Dataset rows:
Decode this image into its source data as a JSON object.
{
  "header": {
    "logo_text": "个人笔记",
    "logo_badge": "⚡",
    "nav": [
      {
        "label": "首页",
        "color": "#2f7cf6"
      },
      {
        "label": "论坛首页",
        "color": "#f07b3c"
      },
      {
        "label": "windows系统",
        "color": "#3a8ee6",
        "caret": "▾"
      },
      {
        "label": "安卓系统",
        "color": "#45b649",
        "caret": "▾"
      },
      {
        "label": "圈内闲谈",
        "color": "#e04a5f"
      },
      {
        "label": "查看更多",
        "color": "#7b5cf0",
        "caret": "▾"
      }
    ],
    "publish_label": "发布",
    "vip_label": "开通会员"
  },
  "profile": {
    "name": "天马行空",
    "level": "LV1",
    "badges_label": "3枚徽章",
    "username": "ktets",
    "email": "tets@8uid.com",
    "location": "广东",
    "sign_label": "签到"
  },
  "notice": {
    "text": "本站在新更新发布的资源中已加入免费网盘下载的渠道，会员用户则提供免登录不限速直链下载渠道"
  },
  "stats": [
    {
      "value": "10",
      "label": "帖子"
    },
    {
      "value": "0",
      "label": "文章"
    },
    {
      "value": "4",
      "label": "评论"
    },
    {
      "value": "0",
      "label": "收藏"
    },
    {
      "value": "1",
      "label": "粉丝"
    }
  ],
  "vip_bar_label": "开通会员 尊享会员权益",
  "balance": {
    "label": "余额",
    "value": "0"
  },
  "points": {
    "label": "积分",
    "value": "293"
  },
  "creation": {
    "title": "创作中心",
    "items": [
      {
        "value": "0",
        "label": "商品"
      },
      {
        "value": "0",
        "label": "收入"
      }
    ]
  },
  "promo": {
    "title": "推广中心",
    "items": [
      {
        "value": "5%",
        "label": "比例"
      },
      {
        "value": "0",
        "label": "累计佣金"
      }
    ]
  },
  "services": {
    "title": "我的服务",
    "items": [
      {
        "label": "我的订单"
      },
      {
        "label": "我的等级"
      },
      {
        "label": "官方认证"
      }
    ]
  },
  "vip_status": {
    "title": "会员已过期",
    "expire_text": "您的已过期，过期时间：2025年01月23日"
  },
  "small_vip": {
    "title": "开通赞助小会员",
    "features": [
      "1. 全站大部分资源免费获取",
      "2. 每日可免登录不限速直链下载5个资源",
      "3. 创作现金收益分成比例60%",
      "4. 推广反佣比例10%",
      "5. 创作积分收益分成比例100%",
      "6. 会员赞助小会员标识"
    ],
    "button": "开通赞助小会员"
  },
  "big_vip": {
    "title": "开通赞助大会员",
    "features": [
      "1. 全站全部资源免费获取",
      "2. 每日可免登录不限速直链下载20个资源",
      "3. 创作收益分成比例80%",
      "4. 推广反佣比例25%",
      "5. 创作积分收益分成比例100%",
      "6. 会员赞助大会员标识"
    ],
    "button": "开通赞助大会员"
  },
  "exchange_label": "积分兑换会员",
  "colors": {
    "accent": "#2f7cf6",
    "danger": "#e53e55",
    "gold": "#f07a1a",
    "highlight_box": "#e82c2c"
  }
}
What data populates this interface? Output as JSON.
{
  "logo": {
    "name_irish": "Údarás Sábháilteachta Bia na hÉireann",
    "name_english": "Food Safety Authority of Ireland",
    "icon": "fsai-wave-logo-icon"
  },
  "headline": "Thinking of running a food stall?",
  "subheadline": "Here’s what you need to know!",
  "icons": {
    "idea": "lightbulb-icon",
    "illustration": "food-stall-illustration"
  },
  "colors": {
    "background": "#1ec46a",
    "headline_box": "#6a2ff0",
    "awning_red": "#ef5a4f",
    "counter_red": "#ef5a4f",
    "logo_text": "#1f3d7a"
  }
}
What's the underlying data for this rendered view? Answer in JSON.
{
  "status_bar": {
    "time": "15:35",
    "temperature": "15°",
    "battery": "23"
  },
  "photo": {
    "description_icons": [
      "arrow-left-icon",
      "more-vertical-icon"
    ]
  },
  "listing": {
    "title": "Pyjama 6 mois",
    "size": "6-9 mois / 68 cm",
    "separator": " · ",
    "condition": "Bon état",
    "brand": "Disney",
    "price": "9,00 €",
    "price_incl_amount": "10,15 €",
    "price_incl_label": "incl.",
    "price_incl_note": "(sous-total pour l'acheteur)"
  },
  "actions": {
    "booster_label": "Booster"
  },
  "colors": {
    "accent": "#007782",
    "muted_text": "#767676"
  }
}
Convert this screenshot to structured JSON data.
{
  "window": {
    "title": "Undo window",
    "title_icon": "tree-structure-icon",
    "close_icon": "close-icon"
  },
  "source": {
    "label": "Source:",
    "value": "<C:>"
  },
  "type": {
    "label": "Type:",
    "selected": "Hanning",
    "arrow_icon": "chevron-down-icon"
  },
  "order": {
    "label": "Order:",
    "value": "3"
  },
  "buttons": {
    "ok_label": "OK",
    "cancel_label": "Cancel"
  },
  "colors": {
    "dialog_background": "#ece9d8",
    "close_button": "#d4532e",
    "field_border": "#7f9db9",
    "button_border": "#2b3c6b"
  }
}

Description of the task: Extract all the material, leaving every line as it is.

Solution to this exercise:
Decode this image into its source data as a JSON object.
{
  "header": {
    "logo_text": "个人笔记",
    "logo_badge": "⚡",
    "nav": [
      {
        "label": "首页",
        "color": "#2f7cf6"
      },
      {
        "label": "论坛首页",
        "color": "#f07b3c"
      },
      {
        "label": "windows系统",
        "color": "#3a8ee6",
        "caret": "▾"
      },
      {
        "label": "安卓系统",
        "color": "#45b649",
        "caret": "▾"
      },
      {
        "label": "圈内闲谈",
        "color": "#e04a5f"
      },
      {
        "label": "查看更多",
        "color": "#7b5cf0",
        "caret": "▾"
      }
    ],
    "publish_label": "发布",
    "vip_label": "开通会员"
  },
  "profile": {
    "name": "天马行空",
    "level": "LV1",
    "badges_label": "3枚徽章",
    "username": "ktets",
    "email": "tets@8uid.com",
    "location": "广东",
    "sign_label": "签到"
  },
  "notice": {
    "text": "本站在新更新发布的资源中已加入免费网盘下载的渠道，会员用户则提供免登录不限速直链下载渠道"
  },
  "stats": [
    {
      "value": "10",
      "label": "帖子"
    },
    {
      "value": "0",
      "label": "文章"
    },
    {
      "value": "4",
      "label": "评论"
    },
    {
      "value": "0",
      "label": "收藏"
    },
    {
      "value": "1",
      "label": "粉丝"
    }
  ],
  "vip_bar_label": "开通会员 尊享会员权益",
  "balance": {
    "label": "余额",
    "value": "0"
  },
  "points": {
    "label": "积分",
    "value": "293"
  },
  "creation": {
    "title": "创作中心",
    "items": [
      {
        "value": "0",
        "label": "商品"
      },
      {
        "value": "0",
        "label": "收入"
      }
    ]
  },
  "promo": {
    "title": "推广中心",
    "items": [
      {
        "value": "5%",
        "label": "比例"
      },
      {
        "value": "0",
        "label": "累计佣金"
      }
    ]
  },
  "services": {
    "title": "我的服务",
    "items": [
      {
        "label": "我的订单"
      },
      {
        "label": "我的等级"
      },
      {
        "label": "官方认证"
      }
    ]
  },
  "vip_status": {
    "title": "会员已过期",
    "expire_text": "您的已过期，过期时间：2025年01月23日"
  },
  "small_vip": {
    "title": "开通赞助小会员",
    "features": [
      "1. 全站大部分资源免费获取",
      "2. 每日可免登录不限速直链下载5个资源",
      "3. 创作现金收益分成比例60%",
      "4. 推广反佣比例10%",
      "5. 创作积分收益分成比例100%",
      "6. 会员赞助小会员标识"
    ],
    "button": "开通赞助小会员"
  },
  "big_vip": {
    "title": "开通赞助大会员",
    "features": [
      "1. 全站全部资源免费获取",
      "2. 每日可免登录不限速直链下载20个资源",
      "3. 创作收益分成比例80%",
      "4. 推广反佣比例25%",
      "5. 创作积分收益分成比例100%",
      "6. 会员赞助大会员标识"
    ],
    "button": "开通赞助大会员"
  },
  "exchange_label": "积分兑换会员",
  "colors": {
    "accent": "#2f7cf6",
    "danger": "#e53e55",
    "gold": "#f07a1a",
    "highlight_box": "#e82c2c"
  }
}
What data populates this interface? Output as JSON.
{
  "logo": {
    "name_irish": "Údarás Sábháilteachta Bia na hÉireann",
    "name_english": "Food Safety Authority of Ireland",
    "icon": "fsai-wave-logo-icon"
  },
  "headline": "Thinking of running a food stall?",
  "subheadline": "Here’s what you need to know!",
  "icons": {
    "idea": "lightbulb-icon",
    "illustration": "food-stall-illustration"
  },
  "colors": {
    "background": "#1ec46a",
    "headline_box": "#6a2ff0",
    "awning_red": "#ef5a4f",
    "counter_red": "#ef5a4f",
    "logo_text": "#1f3d7a"
  }
}
What's the underlying data for this rendered view? Answer in JSON.
{
  "status_bar": {
    "time": "15:35",
    "temperature": "15°",
    "battery": "23"
  },
  "photo": {
    "description_icons": [
      "arrow-left-icon",
      "more-vertical-icon"
    ]
  },
  "listing": {
    "title": "Pyjama 6 mois",
    "size": "6-9 mois / 68 cm",
    "separator": " · ",
    "condition": "Bon état",
    "brand": "Disney",
    "price": "9,00 €",
    "price_incl_amount": "10,15 €",
    "price_incl_label": "incl.",
    "price_incl_note": "(sous-total pour l'acheteur)"
  },
  "actions": {
    "booster_label": "Booster"
  },
  "colors": {
    "accent": "#007782",
    "muted_text": "#767676"
  }
}
Convert this screenshot to structured JSON data.
{
  "window": {
    "title": "Undo window",
    "title_icon": "tree-structure-icon",
    "close_icon": "close-icon"
  },
  "source": {
    "label": "Source:",
    "value": "<C:>"
  },
  "type": {
    "label": "Type:",
    "selected": "Hanning",
    "arrow_icon": "chevron-down-icon"
  },
  "order": {
    "label": "Order:",
    "value": "3"
  },
  "buttons": {
    "ok_label": "OK",
    "cancel_label": "Cancel"
  },
  "colors": {
    "dialog_background": "#ece9d8",
    "close_button": "#d4532e",
    "field_border": "#7f9db9",
    "button_border": "#2b3c6b"
  }
}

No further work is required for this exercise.